JOB: Extract the complete data exactly as given.

GIVEN DATA:
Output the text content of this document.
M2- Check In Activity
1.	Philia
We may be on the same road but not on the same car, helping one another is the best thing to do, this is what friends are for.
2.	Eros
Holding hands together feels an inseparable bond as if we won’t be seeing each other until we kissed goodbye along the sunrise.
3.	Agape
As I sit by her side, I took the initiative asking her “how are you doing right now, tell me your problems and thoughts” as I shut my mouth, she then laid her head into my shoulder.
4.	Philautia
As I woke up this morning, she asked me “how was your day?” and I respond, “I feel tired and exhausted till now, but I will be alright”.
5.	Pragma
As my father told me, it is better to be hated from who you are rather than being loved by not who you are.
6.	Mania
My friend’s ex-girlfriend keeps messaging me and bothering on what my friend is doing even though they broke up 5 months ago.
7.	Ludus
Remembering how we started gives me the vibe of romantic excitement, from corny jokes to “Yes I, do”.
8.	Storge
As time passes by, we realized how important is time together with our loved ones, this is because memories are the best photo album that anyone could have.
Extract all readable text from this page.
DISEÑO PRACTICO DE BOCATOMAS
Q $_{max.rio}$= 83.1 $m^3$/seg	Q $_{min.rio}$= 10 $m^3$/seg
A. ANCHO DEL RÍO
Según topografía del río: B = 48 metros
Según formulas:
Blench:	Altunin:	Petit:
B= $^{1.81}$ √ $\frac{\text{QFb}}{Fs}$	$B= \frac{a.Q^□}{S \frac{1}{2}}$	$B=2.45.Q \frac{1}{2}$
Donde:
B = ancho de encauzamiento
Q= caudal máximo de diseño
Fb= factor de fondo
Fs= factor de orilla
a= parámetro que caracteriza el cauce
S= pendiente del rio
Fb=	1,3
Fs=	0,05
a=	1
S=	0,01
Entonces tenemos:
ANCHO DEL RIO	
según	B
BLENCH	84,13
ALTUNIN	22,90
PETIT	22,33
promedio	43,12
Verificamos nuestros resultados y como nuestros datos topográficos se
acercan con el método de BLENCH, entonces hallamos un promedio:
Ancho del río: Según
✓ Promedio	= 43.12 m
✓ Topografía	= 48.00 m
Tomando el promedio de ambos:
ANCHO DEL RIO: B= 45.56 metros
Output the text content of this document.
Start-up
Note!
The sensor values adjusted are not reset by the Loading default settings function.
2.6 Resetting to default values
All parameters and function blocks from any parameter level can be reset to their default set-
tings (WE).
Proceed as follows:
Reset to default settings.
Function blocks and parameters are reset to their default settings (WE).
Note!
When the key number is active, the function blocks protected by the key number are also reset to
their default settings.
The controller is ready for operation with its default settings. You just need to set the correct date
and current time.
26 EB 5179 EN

PROBLEM SOLUTION:
Output the text content of this document.
M2- Check In Activity
1.	Philia
We may be on the same road but not on the same car, helping one another is the best thing to do, this is what friends are for.
2.	Eros
Holding hands together feels an inseparable bond as if we won’t be seeing each other until we kissed goodbye along the sunrise.
3.	Agape
As I sit by her side, I took the initiative asking her “how are you doing right now, tell me your problems and thoughts” as I shut my mouth, she then laid her head into my shoulder.
4.	Philautia
As I woke up this morning, she asked me “how was your day?” and I respond, “I feel tired and exhausted till now, but I will be alright”.
5.	Pragma
As my father told me, it is better to be hated from who you are rather than being loved by not who you are.
6.	Mania
My friend’s ex-girlfriend keeps messaging me and bothering on what my friend is doing even though they broke up 5 months ago.
7.	Ludus
Remembering how we started gives me the vibe of romantic excitement, from corny jokes to “Yes I, do”.
8.	Storge
As time passes by, we realized how important is time together with our loved ones, this is because memories are the best photo album that anyone could have.
Extract all readable text from this page.
DISEÑO PRACTICO DE BOCATOMAS
Q $_{max.rio}$= 83.1 $m^3$/seg	Q $_{min.rio}$= 10 $m^3$/seg
A. ANCHO DEL RÍO
Según topografía del río: B = 48 metros
Según formulas:
Blench:	Altunin:	Petit:
B= $^{1.81}$ √ $\frac{\text{QFb}}{Fs}$	$B= \frac{a.Q^□}{S \frac{1}{2}}$	$B=2.45.Q \frac{1}{2}$
Donde:
B = ancho de encauzamiento
Q= caudal máximo de diseño
Fb= factor de fondo
Fs= factor de orilla
a= parámetro que caracteriza el cauce
S= pendiente del rio
Fb=	1,3
Fs=	0,05
a=	1
S=	0,01
Entonces tenemos:
ANCHO DEL RIO	
según	B
BLENCH	84,13
ALTUNIN	22,90
PETIT	22,33
promedio	43,12
Verificamos nuestros resultados y como nuestros datos topográficos se
acercan con el método de BLENCH, entonces hallamos un promedio:
Ancho del río: Según
✓ Promedio	= 43.12 m
✓ Topografía	= 48.00 m
Tomando el promedio de ambos:
ANCHO DEL RIO: B= 45.56 metros
Output the text content of this document.
Start-up
Note!
The sensor values adjusted are not reset by the Loading default settings function.
2.6 Resetting to default values
All parameters and function blocks from any parameter level can be reset to their default set-
tings (WE).
Proceed as follows:
Reset to default settings.
Function blocks and parameters are reset to their default settings (WE).
Note!
When the key number is active, the function blocks protected by the key number are also reset to
their default settings.
The controller is ready for operation with its default settings. You just need to set the correct date
and current time.
26 EB 5179 EN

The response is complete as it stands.